━━━ Supplied information ━━━

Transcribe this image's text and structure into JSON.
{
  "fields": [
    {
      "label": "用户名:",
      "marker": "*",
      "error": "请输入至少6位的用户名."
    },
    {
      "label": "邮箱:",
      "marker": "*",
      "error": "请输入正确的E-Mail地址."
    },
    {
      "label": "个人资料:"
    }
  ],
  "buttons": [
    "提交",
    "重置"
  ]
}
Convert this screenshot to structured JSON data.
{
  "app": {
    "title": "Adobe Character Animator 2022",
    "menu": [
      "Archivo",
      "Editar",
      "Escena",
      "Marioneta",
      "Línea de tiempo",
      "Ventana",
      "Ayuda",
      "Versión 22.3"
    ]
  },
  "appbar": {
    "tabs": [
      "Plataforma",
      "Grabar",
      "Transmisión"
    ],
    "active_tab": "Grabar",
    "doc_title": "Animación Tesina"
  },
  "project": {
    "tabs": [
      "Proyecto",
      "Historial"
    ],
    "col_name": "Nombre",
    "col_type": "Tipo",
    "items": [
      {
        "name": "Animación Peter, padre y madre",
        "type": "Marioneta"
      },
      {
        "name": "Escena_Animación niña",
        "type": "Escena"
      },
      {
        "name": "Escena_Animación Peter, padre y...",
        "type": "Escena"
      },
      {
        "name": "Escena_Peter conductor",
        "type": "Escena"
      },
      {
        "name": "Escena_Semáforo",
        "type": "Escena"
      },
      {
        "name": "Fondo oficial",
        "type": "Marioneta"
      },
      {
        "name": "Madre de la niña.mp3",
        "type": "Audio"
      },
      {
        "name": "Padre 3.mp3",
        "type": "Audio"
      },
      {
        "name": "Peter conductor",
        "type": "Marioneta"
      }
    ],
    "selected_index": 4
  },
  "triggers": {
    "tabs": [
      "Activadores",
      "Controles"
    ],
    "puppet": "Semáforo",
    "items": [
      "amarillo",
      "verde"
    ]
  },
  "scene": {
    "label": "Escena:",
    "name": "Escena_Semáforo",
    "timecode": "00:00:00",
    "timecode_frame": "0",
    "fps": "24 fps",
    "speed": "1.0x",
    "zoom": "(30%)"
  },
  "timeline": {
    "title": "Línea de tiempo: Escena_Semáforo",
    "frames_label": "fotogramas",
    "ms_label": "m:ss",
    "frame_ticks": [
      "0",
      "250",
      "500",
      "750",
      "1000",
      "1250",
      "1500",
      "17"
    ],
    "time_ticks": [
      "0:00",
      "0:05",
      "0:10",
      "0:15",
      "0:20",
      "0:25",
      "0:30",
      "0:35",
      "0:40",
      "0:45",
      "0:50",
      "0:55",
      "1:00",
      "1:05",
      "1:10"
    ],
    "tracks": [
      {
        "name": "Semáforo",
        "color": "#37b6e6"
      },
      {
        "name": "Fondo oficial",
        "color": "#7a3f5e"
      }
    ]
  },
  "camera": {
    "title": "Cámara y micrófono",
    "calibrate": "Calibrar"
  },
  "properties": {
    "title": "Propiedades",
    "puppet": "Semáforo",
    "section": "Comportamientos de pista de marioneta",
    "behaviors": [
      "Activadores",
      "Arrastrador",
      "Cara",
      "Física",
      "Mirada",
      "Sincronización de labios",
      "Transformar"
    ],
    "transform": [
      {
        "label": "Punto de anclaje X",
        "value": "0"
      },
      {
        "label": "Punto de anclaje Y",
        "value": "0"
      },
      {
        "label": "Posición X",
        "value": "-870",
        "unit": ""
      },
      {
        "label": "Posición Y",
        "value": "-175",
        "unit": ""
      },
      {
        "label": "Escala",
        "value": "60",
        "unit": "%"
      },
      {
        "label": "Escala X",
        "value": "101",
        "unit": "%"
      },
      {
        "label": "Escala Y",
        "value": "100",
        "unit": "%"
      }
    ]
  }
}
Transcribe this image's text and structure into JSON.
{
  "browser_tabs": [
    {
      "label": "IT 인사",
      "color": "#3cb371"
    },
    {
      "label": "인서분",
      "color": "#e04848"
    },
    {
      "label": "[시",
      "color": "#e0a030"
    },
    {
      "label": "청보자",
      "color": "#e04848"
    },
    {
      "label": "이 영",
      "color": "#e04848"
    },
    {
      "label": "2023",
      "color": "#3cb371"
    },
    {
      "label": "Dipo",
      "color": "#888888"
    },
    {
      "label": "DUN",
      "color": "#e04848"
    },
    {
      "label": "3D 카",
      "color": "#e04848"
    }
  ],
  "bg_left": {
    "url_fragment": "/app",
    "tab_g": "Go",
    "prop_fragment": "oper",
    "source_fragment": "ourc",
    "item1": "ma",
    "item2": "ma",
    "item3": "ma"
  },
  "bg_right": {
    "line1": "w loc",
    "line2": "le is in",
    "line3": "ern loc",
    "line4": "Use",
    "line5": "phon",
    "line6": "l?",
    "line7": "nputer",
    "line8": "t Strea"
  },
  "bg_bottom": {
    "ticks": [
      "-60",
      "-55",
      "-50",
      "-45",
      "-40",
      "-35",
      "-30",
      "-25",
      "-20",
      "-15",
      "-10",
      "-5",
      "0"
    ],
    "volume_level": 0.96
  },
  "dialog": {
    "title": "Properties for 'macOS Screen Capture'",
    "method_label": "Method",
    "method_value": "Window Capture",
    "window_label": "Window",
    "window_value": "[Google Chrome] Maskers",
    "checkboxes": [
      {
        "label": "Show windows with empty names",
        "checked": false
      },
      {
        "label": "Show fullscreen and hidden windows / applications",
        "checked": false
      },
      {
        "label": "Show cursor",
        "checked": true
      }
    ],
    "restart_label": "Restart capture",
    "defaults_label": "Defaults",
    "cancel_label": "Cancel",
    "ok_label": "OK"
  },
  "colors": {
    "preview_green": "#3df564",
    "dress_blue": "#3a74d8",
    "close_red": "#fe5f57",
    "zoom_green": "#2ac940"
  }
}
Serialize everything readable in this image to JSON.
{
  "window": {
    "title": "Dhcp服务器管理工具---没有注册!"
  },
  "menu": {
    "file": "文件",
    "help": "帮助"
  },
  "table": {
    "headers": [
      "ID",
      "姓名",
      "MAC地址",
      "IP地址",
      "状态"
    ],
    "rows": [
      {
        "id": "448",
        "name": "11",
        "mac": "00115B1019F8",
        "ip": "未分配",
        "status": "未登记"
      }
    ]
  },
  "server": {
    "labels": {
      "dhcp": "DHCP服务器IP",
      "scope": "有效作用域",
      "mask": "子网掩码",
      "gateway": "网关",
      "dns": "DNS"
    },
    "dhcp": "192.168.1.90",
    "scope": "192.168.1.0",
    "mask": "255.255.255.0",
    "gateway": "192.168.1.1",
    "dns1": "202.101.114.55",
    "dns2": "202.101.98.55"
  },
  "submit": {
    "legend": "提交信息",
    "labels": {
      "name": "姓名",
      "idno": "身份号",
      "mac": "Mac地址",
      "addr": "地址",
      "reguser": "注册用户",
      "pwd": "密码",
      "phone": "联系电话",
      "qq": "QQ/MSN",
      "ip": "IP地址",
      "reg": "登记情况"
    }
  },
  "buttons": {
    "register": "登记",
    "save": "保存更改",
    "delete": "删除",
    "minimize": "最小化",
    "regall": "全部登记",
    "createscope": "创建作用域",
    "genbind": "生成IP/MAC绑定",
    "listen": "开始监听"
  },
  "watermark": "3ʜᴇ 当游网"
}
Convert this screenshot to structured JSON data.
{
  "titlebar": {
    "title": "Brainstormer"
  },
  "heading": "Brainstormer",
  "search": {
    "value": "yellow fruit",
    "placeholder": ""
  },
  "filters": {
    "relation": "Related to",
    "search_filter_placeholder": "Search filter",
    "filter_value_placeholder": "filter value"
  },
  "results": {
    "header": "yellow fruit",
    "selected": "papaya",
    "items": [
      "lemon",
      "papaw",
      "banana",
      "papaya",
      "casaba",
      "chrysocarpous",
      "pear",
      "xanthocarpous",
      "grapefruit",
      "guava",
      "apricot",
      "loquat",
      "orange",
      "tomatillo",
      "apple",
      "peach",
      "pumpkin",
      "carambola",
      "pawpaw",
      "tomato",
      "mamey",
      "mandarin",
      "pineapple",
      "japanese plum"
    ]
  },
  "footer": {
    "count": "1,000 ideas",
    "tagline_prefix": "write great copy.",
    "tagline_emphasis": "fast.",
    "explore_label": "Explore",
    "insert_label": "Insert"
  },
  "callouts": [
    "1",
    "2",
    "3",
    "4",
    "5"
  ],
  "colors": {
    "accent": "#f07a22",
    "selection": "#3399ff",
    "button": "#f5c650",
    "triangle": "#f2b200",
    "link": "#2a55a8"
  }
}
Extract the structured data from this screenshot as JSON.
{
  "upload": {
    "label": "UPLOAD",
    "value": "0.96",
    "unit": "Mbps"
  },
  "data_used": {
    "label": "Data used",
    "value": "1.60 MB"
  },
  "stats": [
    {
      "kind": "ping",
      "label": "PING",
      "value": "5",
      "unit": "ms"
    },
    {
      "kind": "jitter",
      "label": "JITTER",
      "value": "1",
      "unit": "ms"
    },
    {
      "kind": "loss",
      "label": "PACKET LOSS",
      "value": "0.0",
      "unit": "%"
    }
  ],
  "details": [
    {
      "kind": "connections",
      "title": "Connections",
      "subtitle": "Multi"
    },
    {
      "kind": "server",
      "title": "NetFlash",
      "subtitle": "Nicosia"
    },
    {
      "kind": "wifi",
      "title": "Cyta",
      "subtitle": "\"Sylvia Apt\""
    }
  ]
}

━━━

Quote only the lines from the line containing "Extract the structured" through the end of the listing, please, keeping both the first and the last line.

Extract the structured data from this screenshot as JSON.
{
  "upload": {
    "label": "UPLOAD",
    "value": "0.96",
    "unit": "Mbps"
  },
  "data_used": {
    "label": "Data used",
    "value": "1.60 MB"
  },
  "stats": [
    {
      "kind": "ping",
      "label": "PING",
      "value": "5",
      "unit": "ms"
    },
    {
      "kind": "jitter",
      "label": "JITTER",
      "value": "1",
      "unit": "ms"
    },
    {
      "kind": "loss",
      "label": "PACKET LOSS",
      "value": "0.0",
      "unit": "%"
    }
  ],
  "details": [
    {
      "kind": "connections",
      "title": "Connections",
      "subtitle": "Multi"
    },
    {
      "kind": "server",
      "title": "NetFlash",
      "subtitle": "Nicosia"
    },
    {
      "kind": "wifi",
      "title": "Cyta",
      "subtitle": "\"Sylvia Apt\""
    }
  ]
}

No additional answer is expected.